*Set task*. Provide the number of lines where the word "these" occurs, and no other text.

Data items:
-------------------------

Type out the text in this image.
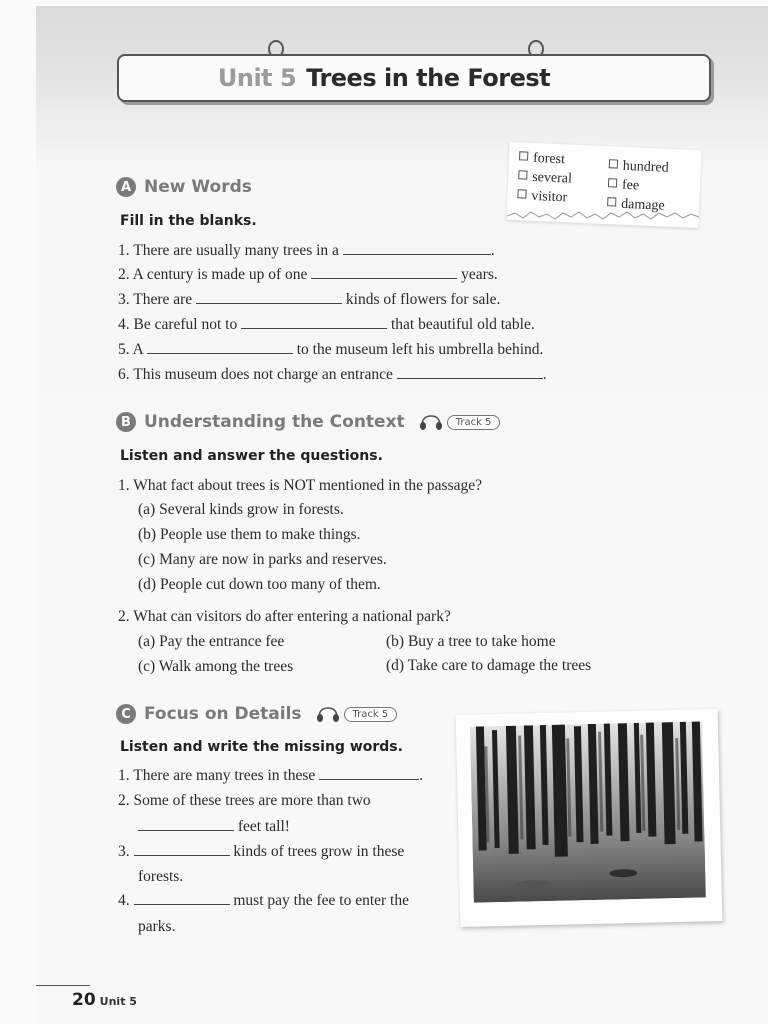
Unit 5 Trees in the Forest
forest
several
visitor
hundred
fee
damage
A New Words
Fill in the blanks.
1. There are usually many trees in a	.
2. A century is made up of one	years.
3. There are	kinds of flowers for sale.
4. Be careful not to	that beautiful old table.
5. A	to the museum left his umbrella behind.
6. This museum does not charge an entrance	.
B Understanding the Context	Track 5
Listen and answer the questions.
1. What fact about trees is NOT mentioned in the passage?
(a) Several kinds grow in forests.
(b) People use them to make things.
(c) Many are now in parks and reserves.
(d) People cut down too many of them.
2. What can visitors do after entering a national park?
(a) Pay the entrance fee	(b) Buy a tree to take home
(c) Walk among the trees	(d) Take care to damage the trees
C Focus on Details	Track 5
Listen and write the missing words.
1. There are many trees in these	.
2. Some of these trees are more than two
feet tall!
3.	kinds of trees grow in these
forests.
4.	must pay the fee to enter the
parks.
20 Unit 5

-------------------------

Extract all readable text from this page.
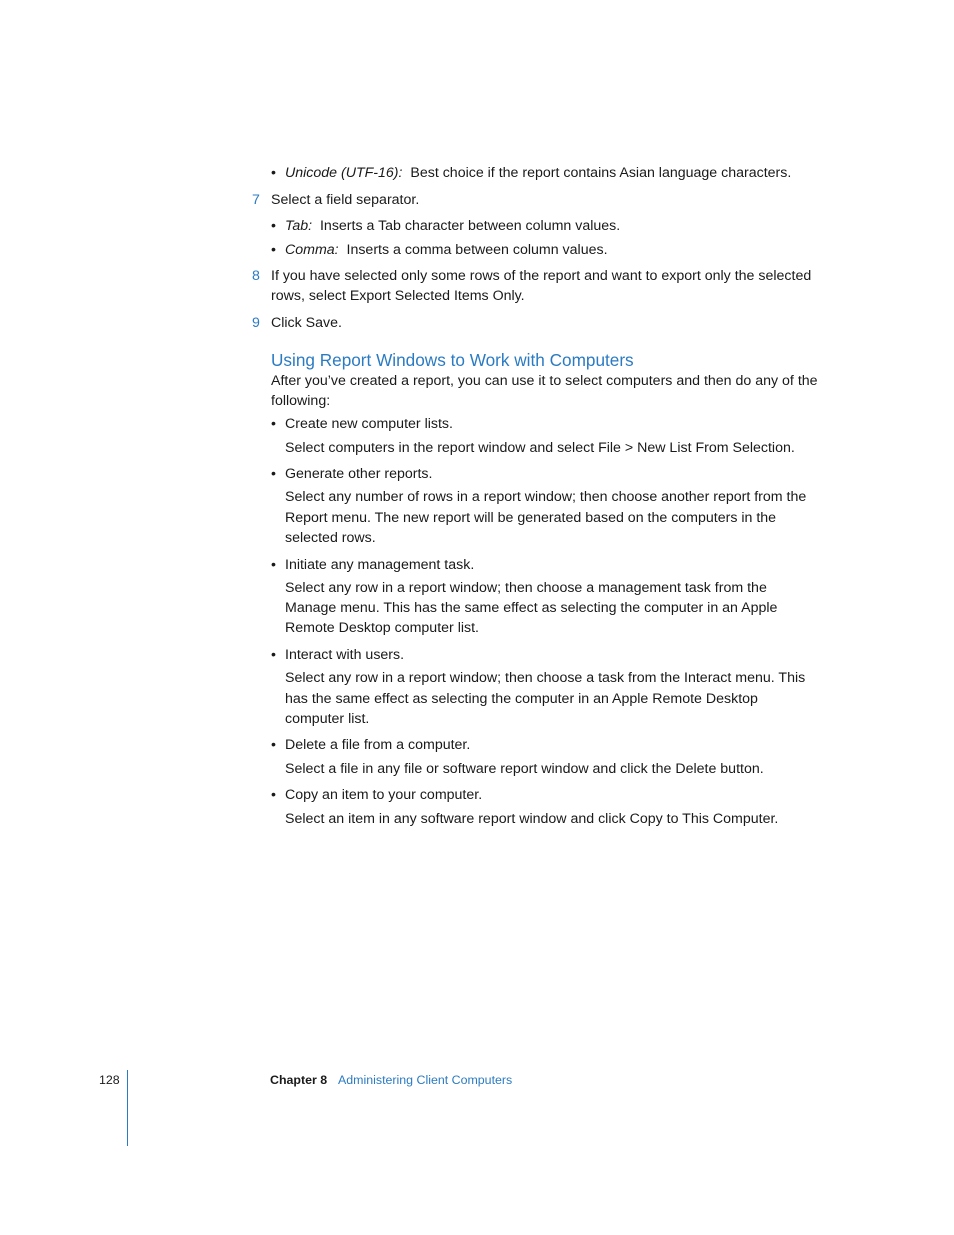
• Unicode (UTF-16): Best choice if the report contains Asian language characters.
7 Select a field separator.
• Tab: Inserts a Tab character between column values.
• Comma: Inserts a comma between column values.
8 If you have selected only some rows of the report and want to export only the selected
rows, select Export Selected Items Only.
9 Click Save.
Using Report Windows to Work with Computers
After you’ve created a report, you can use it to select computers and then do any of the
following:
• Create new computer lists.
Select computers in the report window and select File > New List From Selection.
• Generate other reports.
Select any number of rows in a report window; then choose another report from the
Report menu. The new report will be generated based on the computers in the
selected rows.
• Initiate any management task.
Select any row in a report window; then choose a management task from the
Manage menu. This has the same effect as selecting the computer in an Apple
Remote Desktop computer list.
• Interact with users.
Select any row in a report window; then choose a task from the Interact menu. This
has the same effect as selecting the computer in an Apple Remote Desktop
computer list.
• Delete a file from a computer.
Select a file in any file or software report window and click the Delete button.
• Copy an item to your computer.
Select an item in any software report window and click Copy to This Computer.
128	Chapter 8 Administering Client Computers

-------------------------

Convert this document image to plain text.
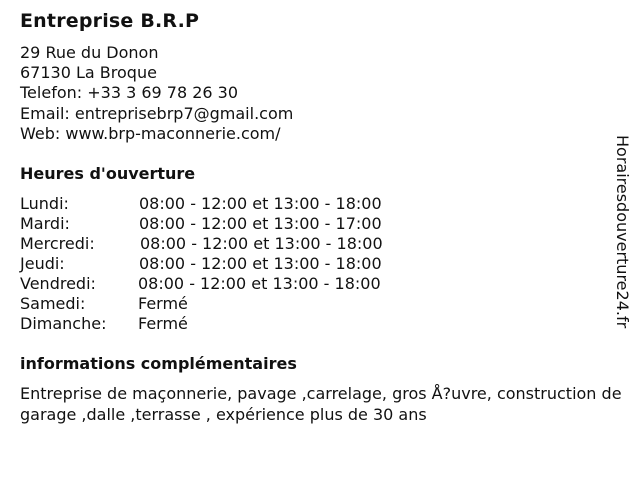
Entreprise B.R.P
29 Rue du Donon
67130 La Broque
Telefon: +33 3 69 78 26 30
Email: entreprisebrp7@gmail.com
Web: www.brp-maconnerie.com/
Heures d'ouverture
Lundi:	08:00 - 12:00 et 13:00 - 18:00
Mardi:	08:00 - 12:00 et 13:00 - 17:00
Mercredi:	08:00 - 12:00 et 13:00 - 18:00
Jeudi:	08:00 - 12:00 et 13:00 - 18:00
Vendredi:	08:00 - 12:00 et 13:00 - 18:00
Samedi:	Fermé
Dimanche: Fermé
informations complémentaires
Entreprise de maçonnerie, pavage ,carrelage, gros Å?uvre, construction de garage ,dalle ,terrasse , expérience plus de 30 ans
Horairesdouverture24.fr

-------------------------

*Solution for this problem*. 3